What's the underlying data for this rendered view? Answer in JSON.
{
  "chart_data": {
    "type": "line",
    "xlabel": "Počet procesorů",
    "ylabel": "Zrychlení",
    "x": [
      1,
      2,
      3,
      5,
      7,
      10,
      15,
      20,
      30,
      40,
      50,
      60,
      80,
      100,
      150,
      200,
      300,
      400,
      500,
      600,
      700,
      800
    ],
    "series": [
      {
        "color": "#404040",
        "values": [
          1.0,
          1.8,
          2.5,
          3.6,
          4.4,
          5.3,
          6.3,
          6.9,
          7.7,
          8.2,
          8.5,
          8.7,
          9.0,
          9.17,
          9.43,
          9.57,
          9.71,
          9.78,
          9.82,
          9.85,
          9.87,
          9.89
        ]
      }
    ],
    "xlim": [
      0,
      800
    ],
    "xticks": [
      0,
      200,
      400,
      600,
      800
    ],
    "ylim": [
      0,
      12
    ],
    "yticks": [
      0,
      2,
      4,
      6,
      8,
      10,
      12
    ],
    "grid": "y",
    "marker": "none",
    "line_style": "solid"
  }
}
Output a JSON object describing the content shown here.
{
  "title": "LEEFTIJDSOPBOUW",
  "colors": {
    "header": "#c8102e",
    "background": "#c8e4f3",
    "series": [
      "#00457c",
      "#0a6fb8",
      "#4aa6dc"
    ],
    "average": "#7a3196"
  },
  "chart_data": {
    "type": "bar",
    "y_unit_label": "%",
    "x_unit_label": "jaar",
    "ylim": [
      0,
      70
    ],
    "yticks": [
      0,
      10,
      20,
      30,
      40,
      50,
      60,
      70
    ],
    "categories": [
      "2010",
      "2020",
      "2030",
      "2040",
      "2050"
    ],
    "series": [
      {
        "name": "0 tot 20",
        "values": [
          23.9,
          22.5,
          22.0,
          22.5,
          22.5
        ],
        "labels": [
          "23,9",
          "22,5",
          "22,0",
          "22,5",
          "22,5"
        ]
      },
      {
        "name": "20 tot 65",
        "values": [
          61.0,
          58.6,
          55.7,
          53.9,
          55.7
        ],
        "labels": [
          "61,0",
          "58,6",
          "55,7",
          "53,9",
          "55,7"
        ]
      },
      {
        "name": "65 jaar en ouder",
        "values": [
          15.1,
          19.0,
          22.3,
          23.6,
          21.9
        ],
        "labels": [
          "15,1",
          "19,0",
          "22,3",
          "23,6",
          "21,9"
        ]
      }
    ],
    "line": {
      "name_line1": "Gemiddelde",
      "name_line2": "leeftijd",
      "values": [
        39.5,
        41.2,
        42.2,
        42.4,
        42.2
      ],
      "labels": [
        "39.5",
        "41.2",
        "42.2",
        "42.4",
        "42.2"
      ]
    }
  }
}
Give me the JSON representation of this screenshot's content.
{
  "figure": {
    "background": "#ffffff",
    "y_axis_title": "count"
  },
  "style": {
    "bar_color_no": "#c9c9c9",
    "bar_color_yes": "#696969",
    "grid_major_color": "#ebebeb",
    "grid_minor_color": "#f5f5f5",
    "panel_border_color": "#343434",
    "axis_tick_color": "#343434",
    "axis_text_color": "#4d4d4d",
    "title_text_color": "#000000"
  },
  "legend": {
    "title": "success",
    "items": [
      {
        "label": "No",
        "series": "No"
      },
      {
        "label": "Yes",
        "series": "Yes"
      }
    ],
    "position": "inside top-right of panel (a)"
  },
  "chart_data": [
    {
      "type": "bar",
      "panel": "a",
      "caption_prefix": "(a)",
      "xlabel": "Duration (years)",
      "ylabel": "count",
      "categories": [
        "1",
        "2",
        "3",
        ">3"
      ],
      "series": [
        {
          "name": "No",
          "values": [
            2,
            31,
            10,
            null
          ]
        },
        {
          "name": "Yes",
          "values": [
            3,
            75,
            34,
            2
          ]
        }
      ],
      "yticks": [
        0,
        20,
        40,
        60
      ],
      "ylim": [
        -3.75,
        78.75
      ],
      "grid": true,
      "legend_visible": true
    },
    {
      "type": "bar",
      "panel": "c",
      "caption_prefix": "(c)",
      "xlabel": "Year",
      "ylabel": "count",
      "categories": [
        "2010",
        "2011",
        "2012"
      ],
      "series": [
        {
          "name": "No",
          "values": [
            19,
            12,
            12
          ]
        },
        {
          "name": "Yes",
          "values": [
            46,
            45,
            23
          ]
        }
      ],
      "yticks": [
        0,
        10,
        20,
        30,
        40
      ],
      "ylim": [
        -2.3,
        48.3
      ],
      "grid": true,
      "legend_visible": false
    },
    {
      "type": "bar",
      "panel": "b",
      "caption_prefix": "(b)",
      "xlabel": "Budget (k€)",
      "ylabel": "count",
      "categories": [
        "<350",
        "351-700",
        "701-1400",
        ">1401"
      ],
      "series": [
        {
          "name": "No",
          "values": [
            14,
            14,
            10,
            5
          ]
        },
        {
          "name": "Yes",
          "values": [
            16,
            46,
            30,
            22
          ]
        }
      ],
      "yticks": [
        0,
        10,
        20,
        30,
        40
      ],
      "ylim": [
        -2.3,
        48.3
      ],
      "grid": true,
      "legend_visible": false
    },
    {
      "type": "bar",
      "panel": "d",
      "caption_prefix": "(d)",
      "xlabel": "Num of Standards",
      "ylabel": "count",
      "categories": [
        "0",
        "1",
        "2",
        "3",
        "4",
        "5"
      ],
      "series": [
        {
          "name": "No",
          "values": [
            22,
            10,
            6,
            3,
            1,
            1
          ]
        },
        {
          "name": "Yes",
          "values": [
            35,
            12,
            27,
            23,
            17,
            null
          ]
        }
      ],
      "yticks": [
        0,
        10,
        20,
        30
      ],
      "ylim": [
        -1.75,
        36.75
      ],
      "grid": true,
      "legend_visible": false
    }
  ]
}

....................

__PROBLEM TO WORK ON__. Please list every line of the records that contains "background".

__ANSWER BELOW__.
    "background": "#c8e4f3",
    "background": "#ffffff",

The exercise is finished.